■ Goal of the exercise
Find the lines holding "покупателя" and copy them.

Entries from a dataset

═══

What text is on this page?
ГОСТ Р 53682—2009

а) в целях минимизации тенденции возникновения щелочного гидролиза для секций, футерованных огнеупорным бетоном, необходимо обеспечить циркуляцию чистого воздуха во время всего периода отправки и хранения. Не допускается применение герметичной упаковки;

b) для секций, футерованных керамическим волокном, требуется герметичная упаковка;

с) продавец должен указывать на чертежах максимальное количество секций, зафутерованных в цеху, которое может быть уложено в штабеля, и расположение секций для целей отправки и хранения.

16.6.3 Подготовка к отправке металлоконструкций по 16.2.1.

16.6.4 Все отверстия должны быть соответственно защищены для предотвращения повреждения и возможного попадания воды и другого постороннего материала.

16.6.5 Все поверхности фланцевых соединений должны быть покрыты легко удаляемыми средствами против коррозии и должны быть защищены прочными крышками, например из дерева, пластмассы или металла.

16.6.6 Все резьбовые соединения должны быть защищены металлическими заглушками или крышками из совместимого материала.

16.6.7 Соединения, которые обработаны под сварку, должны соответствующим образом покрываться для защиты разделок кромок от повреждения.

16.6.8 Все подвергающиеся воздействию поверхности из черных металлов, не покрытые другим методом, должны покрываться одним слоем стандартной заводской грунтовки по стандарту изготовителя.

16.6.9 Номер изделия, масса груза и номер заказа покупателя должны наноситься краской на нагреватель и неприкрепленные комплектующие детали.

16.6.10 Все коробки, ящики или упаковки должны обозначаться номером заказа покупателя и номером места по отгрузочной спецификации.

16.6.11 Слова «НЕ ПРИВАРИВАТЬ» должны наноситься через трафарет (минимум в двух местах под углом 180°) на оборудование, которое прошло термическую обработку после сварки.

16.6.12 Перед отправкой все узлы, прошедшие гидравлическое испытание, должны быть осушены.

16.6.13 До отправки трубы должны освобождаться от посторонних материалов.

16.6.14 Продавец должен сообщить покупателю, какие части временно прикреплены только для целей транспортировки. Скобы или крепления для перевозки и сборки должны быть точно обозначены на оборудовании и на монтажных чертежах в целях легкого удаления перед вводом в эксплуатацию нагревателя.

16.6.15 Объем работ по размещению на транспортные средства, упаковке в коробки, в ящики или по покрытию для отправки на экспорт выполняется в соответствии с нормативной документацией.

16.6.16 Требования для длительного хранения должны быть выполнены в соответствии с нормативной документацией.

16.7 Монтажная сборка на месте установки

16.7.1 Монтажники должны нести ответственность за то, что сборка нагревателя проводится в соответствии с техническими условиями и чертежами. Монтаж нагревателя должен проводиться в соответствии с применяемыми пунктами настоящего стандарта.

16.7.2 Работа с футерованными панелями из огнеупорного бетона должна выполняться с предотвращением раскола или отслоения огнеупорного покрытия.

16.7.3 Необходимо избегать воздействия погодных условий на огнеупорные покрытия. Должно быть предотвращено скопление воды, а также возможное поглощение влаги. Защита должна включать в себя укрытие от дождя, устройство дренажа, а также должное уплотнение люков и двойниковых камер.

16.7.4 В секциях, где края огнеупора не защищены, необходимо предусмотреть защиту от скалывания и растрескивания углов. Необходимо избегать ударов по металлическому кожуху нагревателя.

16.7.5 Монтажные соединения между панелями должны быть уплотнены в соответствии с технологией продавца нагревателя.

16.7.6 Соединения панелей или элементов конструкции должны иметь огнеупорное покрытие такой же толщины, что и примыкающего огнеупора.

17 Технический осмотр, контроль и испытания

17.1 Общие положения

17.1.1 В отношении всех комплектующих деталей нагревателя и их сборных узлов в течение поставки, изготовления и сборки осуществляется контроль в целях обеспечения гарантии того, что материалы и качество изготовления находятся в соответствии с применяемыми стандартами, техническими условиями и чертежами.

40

═══

■ Right answer
16.6.9 Номер изделия, масса груза и номер заказа покупателя должны наноситься краской на нагреватель и неприкрепленные комплектующие детали.
16.6.10 Все коробки, ящики или упаковки должны обозначаться номером заказа покупателя и номером места по отгрузочной спецификации.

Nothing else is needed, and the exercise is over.